What is asked: Look for the string "this" in every line, and copy each line that has it.

Data excerpts:
- - - - -

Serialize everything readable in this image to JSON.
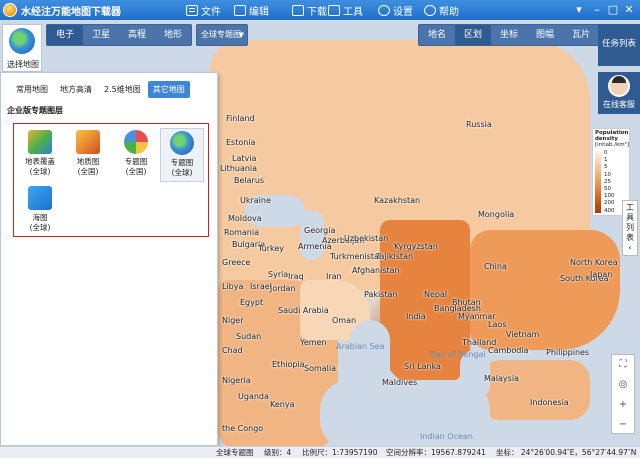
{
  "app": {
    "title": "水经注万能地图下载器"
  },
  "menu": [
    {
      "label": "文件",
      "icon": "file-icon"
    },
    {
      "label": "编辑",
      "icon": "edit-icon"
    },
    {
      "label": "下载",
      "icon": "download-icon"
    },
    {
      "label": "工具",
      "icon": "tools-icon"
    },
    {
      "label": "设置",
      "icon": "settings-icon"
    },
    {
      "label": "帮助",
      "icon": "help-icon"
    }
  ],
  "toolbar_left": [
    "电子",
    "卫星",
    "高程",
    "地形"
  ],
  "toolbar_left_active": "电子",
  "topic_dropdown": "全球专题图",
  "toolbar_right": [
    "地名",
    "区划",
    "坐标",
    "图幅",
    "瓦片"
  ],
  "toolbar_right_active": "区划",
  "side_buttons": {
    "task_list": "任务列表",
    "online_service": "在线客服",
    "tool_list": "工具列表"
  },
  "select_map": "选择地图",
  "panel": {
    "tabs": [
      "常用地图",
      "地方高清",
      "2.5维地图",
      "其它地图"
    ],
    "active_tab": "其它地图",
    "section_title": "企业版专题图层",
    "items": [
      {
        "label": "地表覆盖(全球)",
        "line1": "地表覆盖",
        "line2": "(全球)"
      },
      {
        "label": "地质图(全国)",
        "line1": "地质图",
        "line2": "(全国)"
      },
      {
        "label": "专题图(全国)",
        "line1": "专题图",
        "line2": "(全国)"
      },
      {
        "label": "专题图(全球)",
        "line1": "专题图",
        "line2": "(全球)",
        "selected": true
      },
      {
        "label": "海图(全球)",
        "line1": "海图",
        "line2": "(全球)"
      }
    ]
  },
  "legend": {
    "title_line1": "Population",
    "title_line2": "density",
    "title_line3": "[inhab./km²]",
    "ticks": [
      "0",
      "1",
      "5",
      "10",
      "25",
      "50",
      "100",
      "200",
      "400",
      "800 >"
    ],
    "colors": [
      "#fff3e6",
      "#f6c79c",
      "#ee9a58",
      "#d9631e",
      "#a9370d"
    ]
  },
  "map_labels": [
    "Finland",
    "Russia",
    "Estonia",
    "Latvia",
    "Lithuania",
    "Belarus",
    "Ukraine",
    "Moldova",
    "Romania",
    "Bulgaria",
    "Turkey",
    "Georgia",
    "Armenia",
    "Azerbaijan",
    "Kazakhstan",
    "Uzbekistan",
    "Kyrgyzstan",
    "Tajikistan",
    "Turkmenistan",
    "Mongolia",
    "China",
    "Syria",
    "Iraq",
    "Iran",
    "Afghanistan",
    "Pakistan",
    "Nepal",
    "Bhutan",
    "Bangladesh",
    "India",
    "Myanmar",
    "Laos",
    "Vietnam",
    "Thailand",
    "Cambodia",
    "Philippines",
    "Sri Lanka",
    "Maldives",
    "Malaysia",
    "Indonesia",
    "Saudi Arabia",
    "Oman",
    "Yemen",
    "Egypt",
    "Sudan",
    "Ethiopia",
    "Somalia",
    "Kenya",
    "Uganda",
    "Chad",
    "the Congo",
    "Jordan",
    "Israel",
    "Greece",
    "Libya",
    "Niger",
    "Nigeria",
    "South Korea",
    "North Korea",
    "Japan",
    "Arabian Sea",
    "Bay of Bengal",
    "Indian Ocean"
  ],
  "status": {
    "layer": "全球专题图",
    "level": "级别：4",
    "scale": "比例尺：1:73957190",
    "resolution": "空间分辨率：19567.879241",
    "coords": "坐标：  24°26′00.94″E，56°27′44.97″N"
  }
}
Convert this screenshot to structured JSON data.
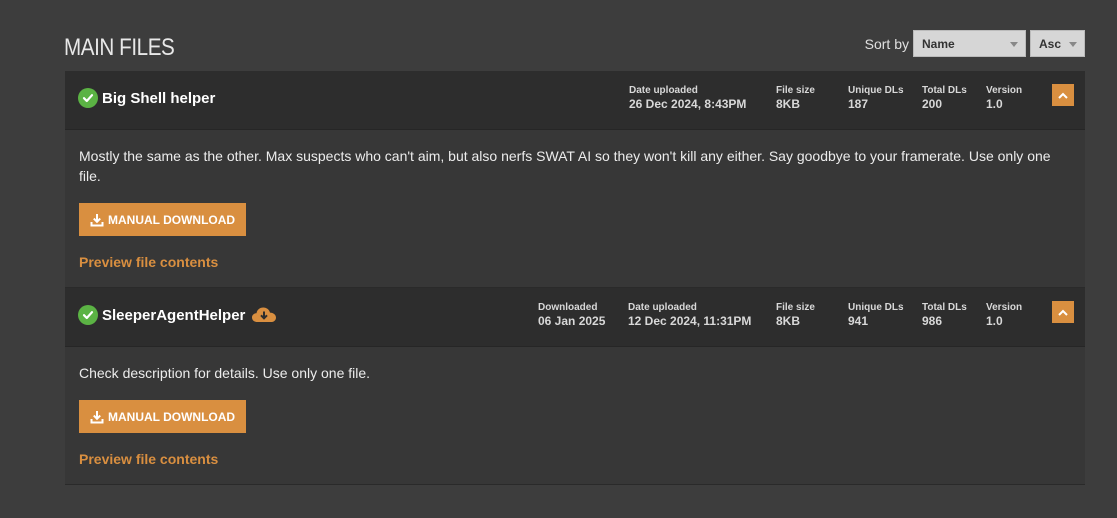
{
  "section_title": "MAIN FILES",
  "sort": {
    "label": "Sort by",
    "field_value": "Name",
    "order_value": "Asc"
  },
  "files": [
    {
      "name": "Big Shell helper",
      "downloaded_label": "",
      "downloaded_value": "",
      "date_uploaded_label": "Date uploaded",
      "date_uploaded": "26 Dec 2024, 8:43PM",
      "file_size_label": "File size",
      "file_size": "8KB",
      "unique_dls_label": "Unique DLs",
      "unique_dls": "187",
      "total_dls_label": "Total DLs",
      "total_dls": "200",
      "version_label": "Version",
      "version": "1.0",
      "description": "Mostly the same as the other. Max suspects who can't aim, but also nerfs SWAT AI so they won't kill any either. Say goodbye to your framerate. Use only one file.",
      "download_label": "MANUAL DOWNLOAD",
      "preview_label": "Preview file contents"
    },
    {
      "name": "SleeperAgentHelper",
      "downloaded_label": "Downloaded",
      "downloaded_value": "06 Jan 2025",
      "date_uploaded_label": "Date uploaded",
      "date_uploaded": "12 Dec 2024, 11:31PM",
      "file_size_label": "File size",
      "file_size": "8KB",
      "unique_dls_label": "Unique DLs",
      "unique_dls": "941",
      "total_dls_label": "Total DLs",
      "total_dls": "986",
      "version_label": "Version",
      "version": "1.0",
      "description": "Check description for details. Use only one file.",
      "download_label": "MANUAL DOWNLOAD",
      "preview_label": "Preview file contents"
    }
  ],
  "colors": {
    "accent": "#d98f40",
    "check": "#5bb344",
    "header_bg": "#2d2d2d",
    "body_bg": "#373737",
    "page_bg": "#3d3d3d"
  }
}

- - - - -

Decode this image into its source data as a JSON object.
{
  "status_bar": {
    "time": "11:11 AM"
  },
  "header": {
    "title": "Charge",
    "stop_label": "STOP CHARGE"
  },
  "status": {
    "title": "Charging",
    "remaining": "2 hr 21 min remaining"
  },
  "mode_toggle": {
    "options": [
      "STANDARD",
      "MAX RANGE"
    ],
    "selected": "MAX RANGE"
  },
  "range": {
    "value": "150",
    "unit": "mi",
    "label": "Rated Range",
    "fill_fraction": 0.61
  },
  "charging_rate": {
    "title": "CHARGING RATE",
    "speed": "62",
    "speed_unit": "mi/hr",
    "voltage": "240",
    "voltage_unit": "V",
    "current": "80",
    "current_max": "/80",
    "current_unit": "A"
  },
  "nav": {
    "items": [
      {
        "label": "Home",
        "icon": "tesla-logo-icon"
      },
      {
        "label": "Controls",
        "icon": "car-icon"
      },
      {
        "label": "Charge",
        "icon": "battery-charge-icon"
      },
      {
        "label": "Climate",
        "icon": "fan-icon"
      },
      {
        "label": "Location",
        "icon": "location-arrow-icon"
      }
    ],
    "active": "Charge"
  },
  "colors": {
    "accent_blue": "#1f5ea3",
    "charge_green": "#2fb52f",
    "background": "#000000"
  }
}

- - - - -

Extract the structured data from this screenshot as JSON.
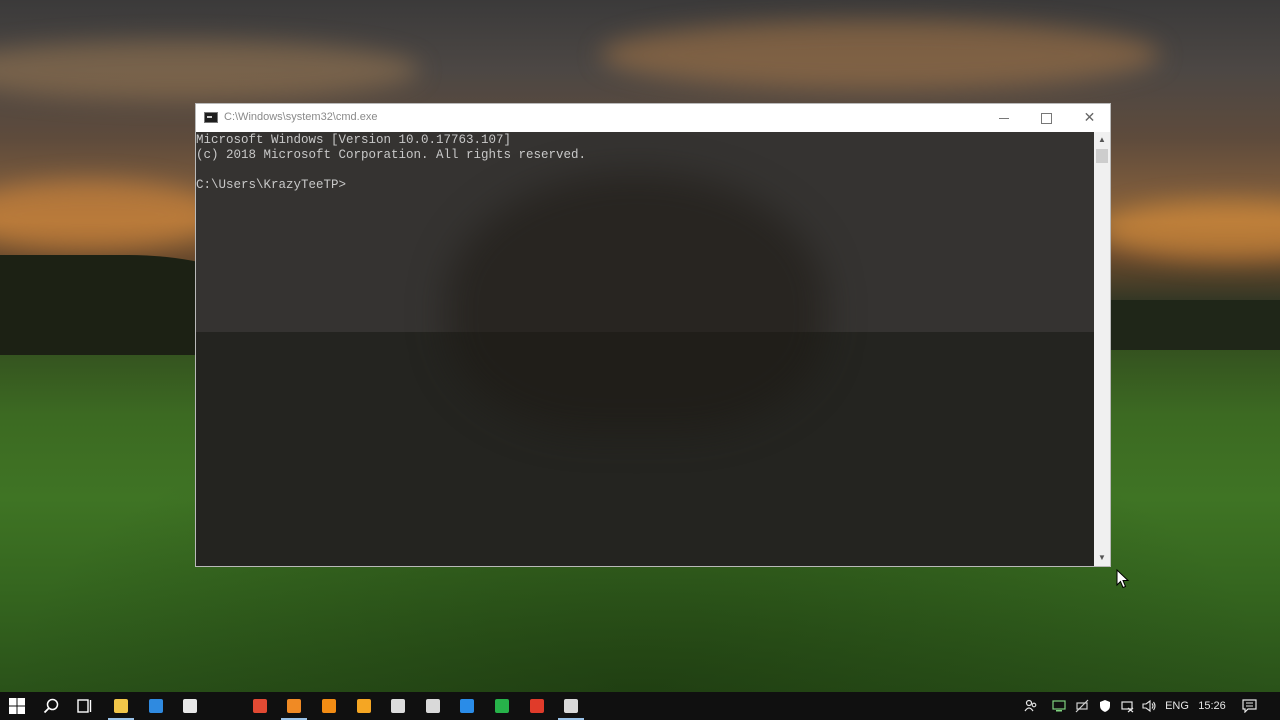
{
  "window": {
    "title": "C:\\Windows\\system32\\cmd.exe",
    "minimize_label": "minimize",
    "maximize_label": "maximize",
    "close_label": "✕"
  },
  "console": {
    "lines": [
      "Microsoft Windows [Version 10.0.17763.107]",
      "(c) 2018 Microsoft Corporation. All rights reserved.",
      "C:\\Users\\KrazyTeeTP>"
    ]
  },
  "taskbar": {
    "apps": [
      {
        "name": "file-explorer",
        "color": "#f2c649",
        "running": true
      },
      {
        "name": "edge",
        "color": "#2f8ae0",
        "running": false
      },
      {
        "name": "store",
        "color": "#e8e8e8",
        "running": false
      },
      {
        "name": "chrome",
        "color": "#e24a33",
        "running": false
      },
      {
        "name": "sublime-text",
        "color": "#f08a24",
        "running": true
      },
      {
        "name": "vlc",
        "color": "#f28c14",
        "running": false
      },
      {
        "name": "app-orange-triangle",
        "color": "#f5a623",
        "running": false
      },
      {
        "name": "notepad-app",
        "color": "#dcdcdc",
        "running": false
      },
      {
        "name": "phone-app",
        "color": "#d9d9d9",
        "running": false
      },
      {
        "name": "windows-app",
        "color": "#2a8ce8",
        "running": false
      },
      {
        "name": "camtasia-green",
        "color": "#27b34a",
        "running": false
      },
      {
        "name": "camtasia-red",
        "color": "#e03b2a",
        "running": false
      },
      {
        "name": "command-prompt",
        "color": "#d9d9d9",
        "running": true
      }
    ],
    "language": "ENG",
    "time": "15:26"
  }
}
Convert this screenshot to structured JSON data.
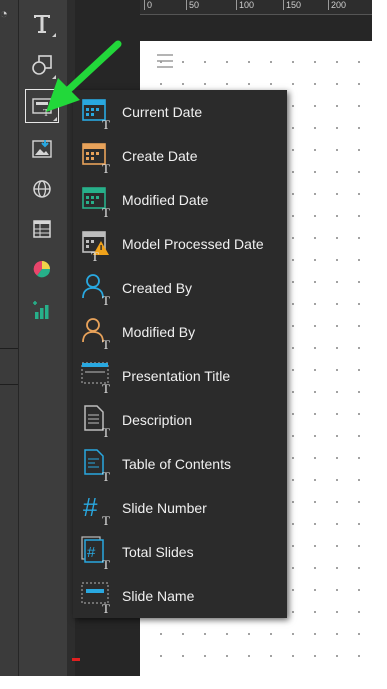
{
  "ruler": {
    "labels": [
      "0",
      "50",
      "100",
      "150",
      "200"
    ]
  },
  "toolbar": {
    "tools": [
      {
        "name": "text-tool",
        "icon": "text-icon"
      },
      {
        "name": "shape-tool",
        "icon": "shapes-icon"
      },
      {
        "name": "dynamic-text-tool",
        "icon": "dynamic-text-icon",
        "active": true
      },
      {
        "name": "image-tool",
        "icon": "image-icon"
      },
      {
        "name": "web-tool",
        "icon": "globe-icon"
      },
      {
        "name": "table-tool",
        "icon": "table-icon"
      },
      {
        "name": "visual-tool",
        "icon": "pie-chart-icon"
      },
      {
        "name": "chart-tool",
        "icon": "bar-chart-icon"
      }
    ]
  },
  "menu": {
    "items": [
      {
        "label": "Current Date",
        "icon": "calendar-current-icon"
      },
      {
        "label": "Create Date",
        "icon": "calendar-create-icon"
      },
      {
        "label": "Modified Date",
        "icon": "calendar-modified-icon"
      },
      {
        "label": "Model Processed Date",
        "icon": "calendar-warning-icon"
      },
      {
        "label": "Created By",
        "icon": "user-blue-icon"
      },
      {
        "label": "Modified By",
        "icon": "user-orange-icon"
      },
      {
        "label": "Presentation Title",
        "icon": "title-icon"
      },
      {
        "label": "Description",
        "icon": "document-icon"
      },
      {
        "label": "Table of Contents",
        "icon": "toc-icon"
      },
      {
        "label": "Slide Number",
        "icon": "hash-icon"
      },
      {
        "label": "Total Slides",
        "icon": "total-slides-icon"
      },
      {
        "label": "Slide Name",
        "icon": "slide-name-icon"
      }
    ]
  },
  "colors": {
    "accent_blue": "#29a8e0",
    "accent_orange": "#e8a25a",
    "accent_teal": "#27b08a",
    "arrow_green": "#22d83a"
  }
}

- - - - -

Exercise solution:
Serialize everything readable in this image to JSON.
Convert this screenshot to structured JSON data.
Decode this image into its source data as a JSON object.
Extract the structured data from this screenshot as JSON.
Convert this screenshot to structured JSON data.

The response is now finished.